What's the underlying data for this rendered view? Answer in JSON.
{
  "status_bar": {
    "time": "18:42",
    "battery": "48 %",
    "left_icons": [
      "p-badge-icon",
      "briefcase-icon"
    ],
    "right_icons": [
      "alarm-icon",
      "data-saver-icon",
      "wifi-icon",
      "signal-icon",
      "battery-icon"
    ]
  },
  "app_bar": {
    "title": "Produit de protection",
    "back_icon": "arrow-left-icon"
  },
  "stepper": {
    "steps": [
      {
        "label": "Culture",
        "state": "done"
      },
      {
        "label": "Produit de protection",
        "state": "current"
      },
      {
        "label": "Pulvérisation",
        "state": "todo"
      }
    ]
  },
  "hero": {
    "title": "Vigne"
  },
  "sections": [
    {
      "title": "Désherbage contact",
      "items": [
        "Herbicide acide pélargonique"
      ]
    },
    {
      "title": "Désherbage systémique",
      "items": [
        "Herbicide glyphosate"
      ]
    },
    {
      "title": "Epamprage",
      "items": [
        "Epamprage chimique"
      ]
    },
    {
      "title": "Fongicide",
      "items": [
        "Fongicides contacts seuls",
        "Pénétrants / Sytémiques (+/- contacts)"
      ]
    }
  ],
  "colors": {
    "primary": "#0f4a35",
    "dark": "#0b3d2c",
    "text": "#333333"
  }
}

++++++++++

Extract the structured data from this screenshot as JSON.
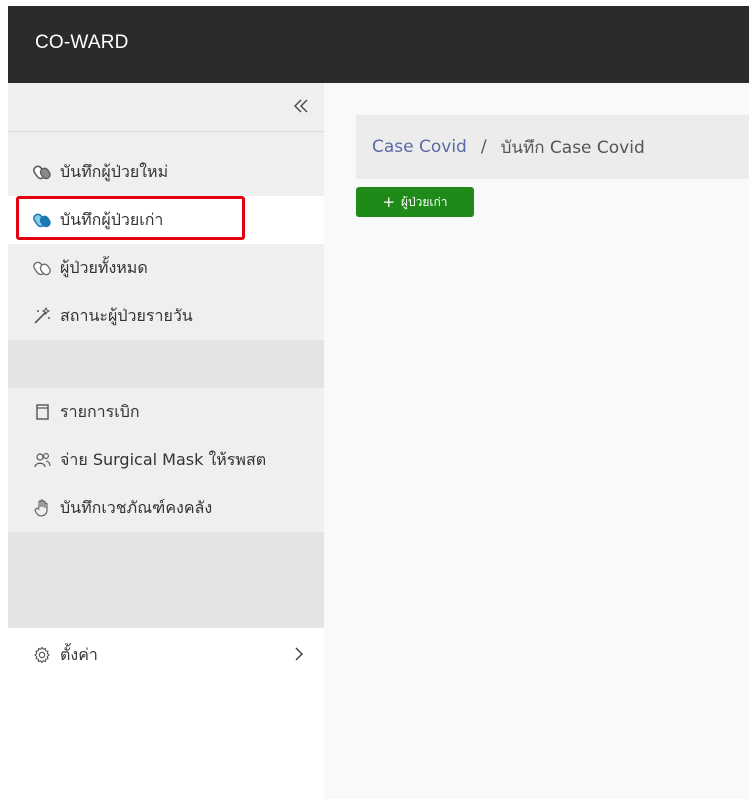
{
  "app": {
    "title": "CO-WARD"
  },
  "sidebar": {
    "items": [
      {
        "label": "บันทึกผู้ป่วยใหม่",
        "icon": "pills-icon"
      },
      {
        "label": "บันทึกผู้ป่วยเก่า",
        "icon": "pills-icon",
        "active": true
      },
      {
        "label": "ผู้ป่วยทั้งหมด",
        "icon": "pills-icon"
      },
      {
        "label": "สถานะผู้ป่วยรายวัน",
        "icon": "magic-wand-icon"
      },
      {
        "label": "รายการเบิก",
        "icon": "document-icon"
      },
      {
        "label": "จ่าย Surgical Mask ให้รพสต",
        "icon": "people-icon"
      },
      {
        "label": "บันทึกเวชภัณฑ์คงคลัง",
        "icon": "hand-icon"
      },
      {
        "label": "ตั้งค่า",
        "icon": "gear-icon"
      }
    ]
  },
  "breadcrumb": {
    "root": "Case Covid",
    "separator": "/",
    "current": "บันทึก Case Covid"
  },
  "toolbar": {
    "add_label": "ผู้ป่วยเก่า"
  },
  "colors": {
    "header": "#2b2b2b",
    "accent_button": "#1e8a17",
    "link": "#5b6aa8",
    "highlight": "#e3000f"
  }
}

++++++++++

- [TASK INSTRUCTIONS]: List every line above that holds the word "JSON".

- [RESPONSE BELOW]:
What's the underlying data for this rendered view? Answer in JSON.
Extract the structured data from this screenshot as JSON.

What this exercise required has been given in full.